# Written problem:
Pictures stay out of the copy; restate everything else in the material exactly.

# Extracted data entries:
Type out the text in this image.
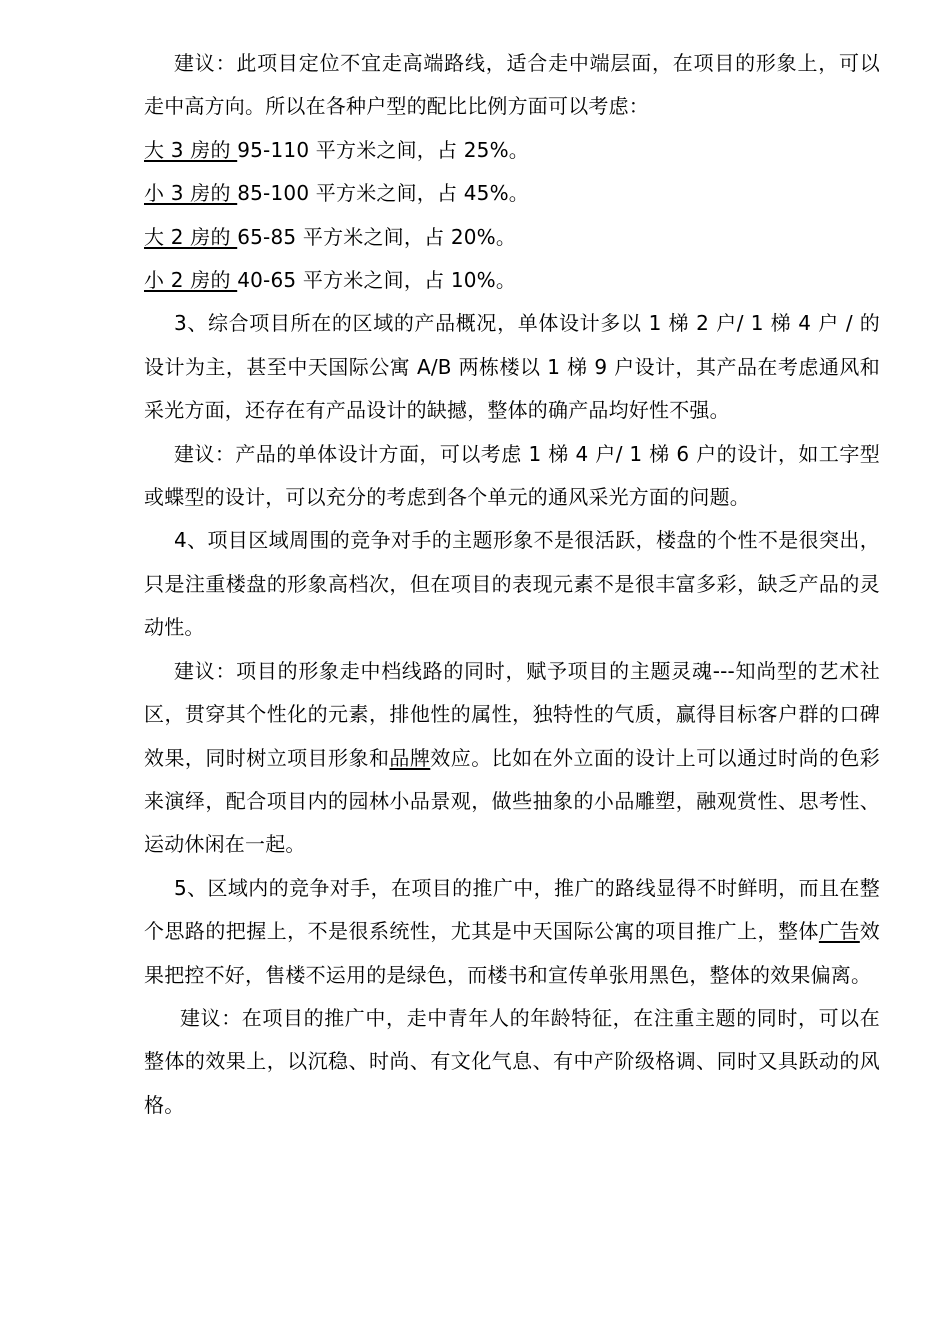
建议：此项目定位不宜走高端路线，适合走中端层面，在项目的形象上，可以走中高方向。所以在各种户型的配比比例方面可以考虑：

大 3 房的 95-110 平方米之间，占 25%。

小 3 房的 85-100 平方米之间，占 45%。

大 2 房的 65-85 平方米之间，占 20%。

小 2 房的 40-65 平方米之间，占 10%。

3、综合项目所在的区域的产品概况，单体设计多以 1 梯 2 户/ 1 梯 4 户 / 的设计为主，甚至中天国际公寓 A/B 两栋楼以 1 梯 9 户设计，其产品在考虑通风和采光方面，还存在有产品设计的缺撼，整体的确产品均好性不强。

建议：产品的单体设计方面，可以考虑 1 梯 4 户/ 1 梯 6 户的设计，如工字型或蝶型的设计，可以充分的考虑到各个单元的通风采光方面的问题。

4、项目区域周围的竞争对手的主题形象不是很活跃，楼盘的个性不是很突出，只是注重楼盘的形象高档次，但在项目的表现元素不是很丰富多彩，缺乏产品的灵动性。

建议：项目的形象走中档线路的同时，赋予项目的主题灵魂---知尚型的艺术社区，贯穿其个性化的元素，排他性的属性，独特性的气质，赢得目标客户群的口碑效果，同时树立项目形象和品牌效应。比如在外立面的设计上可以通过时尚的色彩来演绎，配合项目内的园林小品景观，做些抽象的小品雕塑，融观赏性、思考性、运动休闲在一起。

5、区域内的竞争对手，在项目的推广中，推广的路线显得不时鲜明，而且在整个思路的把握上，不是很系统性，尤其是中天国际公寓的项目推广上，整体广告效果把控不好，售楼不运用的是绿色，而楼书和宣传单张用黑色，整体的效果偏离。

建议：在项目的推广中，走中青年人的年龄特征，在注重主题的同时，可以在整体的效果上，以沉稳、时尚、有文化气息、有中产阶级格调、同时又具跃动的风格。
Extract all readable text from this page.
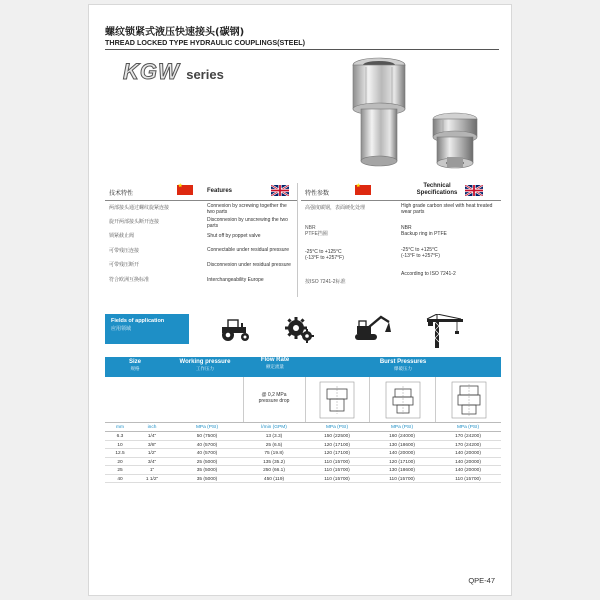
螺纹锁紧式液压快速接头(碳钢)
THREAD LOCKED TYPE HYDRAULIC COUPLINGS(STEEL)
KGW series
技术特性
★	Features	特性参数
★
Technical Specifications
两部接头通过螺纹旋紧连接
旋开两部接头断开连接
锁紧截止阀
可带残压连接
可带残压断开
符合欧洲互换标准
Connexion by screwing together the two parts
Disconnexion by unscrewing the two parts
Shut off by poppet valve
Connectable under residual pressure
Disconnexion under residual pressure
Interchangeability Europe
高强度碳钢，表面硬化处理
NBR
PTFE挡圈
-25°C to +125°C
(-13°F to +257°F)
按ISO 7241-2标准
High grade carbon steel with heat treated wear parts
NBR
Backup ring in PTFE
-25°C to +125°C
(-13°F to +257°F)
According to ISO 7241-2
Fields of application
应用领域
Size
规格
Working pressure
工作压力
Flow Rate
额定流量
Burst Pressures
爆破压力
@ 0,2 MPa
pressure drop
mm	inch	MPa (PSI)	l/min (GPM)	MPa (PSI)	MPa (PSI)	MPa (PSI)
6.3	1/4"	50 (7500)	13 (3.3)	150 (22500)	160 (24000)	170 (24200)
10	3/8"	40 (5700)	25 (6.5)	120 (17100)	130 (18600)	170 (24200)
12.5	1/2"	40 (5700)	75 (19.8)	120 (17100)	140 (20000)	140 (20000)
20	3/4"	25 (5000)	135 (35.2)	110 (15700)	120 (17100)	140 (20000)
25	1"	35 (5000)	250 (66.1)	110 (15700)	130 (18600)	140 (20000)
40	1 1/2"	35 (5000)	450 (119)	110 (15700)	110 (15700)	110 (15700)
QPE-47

# Output:
Type out the text in this image.
建议：此项目定位不宜走高端路线，适合走中端层面，在项目的形象上，可以走中高方向。所以在各种户型的配比比例方面可以考虑：

大 3 房的 95-110 平方米之间，占 25%。

小 3 房的 85-100 平方米之间，占 45%。

大 2 房的 65-85 平方米之间，占 20%。

小 2 房的 40-65 平方米之间，占 10%。

3、综合项目所在的区域的产品概况，单体设计多以 1 梯 2 户/ 1 梯 4 户 / 的设计为主，甚至中天国际公寓 A/B 两栋楼以 1 梯 9 户设计，其产品在考虑通风和采光方面，还存在有产品设计的缺撼，整体的确产品均好性不强。

建议：产品的单体设计方面，可以考虑 1 梯 4 户/ 1 梯 6 户的设计，如工字型或蝶型的设计，可以充分的考虑到各个单元的通风采光方面的问题。

4、项目区域周围的竞争对手的主题形象不是很活跃，楼盘的个性不是很突出，只是注重楼盘的形象高档次，但在项目的表现元素不是很丰富多彩，缺乏产品的灵动性。

建议：项目的形象走中档线路的同时，赋予项目的主题灵魂---知尚型的艺术社区，贯穿其个性化的元素，排他性的属性，独特性的气质，赢得目标客户群的口碑效果，同时树立项目形象和品牌效应。比如在外立面的设计上可以通过时尚的色彩来演绎，配合项目内的园林小品景观，做些抽象的小品雕塑，融观赏性、思考性、运动休闲在一起。

5、区域内的竞争对手，在项目的推广中，推广的路线显得不时鲜明，而且在整个思路的把握上，不是很系统性，尤其是中天国际公寓的项目推广上，整体广告效果把控不好，售楼不运用的是绿色，而楼书和宣传单张用黑色，整体的效果偏离。

建议：在项目的推广中，走中青年人的年龄特征，在注重主题的同时，可以在整体的效果上，以沉稳、时尚、有文化气息、有中产阶级格调、同时又具跃动的风格。
Extract all readable text from this page.
螺纹锁紧式液压快速接头(碳钢)
THREAD LOCKED TYPE HYDRAULIC COUPLINGS(STEEL)
KGW series
技术特性
★	Features	特性参数
★
Technical Specifications
两部接头通过螺纹旋紧连接
旋开两部接头断开连接
锁紧截止阀
可带残压连接
可带残压断开
符合欧洲互换标准
Connexion by screwing together the two parts
Disconnexion by unscrewing the two parts
Shut off by poppet valve
Connectable under residual pressure
Disconnexion under residual pressure
Interchangeability Europe
高强度碳钢，表面硬化处理
NBR
PTFE挡圈
-25°C to +125°C
(-13°F to +257°F)
按ISO 7241-2标准
High grade carbon steel with heat treated wear parts
NBR
Backup ring in PTFE
-25°C to +125°C
(-13°F to +257°F)
According to ISO 7241-2
Fields of application
应用领域
Size
规格
Working pressure
工作压力
Flow Rate
额定流量
Burst Pressures
爆破压力
@ 0,2 MPa
pressure drop
mm	inch	MPa (PSI)	l/min (GPM)	MPa (PSI)	MPa (PSI)	MPa (PSI)
6.3	1/4"	50 (7500)	13 (3.3)	150 (22500)	160 (24000)	170 (24200)
10	3/8"	40 (5700)	25 (6.5)	120 (17100)	130 (18600)	170 (24200)
12.5	1/2"	40 (5700)	75 (19.8)	120 (17100)	140 (20000)	140 (20000)
20	3/4"	25 (5000)	135 (35.2)	110 (15700)	120 (17100)	140 (20000)
25	1"	35 (5000)	250 (66.1)	110 (15700)	130 (18600)	140 (20000)
40	1 1/2"	35 (5000)	450 (119)	110 (15700)	110 (15700)	110 (15700)
QPE-47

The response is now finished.